**Data extract:**
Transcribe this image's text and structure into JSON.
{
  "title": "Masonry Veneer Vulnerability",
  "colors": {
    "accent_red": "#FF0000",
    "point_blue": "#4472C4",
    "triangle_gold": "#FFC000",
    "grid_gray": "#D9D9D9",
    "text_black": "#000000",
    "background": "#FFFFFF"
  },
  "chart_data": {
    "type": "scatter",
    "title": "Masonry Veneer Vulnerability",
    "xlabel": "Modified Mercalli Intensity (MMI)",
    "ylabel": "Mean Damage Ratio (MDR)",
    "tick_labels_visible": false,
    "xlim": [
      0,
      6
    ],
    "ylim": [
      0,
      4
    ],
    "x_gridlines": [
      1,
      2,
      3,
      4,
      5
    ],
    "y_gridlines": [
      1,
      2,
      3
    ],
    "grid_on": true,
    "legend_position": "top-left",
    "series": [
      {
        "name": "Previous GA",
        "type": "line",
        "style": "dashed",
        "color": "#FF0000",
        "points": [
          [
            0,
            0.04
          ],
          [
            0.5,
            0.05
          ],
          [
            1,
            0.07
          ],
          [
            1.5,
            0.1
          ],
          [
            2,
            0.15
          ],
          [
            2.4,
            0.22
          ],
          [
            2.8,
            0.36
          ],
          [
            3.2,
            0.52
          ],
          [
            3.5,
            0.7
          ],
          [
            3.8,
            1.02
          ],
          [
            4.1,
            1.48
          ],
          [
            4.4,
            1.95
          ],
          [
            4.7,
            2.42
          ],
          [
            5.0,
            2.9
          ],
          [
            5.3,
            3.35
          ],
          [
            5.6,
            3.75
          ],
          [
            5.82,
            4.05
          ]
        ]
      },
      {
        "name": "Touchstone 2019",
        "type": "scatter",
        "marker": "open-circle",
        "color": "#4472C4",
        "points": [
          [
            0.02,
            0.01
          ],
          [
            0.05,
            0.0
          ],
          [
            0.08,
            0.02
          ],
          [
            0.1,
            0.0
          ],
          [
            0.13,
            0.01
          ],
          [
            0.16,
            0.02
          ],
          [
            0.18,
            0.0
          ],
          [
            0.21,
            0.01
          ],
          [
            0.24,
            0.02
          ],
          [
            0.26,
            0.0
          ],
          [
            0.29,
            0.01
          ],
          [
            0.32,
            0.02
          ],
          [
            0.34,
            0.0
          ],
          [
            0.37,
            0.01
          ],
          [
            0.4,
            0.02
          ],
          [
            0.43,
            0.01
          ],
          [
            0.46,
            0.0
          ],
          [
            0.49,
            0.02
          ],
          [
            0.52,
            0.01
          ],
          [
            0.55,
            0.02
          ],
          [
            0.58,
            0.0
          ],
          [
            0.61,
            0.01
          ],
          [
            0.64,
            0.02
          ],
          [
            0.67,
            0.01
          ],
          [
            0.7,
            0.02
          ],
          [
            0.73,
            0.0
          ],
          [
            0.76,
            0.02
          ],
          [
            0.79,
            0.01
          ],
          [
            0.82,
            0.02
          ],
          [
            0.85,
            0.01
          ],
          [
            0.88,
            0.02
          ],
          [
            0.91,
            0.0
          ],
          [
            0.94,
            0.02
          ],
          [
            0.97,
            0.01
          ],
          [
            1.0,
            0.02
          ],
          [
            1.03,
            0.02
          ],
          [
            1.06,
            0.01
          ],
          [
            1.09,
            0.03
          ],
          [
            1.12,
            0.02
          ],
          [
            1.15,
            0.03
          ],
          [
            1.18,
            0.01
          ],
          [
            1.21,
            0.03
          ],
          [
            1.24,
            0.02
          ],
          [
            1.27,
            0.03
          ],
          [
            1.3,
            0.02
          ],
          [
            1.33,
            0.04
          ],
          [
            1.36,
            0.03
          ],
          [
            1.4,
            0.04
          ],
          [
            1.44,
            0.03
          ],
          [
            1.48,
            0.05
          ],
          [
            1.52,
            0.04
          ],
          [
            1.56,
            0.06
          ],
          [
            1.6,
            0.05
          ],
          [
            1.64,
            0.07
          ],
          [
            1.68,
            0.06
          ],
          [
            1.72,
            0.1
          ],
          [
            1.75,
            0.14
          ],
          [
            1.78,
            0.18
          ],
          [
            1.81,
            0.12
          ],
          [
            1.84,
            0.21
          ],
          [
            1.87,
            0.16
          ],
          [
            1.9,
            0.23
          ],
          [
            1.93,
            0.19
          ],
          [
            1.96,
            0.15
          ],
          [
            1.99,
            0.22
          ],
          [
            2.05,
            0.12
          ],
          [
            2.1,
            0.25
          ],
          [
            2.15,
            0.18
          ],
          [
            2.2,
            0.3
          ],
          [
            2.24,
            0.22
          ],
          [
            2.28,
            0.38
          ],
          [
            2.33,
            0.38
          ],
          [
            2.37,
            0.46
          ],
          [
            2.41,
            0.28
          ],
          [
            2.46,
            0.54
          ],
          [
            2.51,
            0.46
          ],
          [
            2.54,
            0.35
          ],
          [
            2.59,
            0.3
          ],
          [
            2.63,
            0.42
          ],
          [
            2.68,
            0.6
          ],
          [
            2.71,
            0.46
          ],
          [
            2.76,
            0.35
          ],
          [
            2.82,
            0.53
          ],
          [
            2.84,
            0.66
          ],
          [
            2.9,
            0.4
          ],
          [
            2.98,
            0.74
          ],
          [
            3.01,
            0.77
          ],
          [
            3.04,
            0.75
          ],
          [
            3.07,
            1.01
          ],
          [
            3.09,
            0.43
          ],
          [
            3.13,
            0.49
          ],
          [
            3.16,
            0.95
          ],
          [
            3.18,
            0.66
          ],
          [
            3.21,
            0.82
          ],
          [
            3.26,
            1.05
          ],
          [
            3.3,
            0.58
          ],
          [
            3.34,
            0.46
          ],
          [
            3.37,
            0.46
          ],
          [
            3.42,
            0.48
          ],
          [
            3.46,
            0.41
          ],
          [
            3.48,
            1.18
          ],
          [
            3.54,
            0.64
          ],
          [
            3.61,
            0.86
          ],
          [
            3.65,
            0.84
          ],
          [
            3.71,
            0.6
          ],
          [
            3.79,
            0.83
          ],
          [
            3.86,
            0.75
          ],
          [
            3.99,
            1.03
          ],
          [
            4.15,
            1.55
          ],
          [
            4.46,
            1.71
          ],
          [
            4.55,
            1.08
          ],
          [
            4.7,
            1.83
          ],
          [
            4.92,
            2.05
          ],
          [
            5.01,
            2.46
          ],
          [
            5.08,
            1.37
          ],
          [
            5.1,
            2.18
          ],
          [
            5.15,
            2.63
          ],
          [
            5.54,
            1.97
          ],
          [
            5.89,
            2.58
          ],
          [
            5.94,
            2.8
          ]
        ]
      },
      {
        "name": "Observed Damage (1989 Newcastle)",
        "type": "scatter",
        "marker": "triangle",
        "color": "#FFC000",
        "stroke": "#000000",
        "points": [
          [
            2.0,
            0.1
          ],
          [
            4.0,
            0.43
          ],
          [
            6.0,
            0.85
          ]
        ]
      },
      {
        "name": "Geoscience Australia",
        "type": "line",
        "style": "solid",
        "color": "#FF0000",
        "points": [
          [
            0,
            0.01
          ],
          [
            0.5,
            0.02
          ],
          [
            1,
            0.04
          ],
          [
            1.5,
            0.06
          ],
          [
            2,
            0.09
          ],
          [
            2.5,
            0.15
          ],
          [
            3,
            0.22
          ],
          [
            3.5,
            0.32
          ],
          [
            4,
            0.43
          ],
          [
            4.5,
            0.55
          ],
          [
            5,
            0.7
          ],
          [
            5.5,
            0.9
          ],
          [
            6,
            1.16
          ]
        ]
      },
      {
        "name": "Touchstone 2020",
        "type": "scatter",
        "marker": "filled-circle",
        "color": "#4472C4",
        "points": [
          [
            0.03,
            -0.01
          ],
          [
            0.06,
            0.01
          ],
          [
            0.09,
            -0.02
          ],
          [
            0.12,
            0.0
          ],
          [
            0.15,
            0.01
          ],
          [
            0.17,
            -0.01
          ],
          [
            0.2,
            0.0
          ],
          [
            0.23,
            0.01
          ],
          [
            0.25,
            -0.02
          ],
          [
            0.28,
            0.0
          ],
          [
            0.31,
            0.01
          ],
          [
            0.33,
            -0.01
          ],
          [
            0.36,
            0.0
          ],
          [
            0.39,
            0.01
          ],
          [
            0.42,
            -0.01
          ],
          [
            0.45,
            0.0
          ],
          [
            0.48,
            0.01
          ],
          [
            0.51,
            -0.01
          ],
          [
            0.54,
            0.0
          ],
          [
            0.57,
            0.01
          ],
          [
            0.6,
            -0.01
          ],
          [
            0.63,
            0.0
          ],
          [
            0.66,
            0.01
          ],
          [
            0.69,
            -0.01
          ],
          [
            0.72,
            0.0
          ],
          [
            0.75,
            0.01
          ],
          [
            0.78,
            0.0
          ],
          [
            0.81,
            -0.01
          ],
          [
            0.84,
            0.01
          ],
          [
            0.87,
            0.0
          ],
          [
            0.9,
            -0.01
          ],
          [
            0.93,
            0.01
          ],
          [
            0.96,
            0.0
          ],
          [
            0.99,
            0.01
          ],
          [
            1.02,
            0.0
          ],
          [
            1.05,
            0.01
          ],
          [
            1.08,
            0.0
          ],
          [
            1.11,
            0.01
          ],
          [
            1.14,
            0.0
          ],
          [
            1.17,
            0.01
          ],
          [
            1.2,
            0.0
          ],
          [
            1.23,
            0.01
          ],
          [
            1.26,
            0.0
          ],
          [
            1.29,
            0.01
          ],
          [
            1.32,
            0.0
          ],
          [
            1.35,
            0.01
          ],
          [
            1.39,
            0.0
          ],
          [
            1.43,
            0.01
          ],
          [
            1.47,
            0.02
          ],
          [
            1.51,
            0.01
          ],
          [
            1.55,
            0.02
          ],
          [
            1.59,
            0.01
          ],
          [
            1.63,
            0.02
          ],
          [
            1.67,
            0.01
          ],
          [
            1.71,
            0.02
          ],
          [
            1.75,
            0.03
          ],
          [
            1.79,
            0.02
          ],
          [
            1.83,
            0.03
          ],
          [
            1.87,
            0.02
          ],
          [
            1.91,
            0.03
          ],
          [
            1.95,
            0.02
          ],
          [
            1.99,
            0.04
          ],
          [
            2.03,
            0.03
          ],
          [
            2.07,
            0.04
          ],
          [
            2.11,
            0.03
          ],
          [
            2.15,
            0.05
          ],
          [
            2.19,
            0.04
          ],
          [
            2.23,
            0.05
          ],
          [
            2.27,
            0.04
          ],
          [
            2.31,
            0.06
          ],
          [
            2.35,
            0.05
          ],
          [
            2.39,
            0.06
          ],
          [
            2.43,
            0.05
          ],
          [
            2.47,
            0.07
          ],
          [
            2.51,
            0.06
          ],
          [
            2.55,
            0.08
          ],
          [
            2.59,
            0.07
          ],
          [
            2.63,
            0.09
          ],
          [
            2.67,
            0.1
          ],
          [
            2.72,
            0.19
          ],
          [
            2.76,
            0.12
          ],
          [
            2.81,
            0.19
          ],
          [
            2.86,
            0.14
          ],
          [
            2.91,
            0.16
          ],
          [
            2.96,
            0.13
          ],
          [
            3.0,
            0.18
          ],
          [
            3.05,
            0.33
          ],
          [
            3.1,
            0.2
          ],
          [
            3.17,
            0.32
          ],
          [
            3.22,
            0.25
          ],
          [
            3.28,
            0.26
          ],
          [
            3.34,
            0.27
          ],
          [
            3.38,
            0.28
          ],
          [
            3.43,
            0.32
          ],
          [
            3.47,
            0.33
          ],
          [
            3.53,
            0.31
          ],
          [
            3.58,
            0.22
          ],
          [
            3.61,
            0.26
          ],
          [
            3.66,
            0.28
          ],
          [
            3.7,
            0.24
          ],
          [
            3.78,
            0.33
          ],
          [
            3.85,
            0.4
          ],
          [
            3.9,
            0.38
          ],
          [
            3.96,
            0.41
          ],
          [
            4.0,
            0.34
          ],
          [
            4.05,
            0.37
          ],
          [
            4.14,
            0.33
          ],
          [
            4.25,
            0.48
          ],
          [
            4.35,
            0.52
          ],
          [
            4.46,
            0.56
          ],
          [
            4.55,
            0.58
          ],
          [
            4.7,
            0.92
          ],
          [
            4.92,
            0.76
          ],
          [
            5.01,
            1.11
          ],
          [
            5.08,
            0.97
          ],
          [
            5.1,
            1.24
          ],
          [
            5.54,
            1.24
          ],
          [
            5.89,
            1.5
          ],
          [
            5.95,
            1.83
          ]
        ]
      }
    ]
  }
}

**Exercise description:** Copy out every line of the listing that includes the string "circle".

**The completed task:**
        "marker": "open-circle",
        "marker": "filled-circle",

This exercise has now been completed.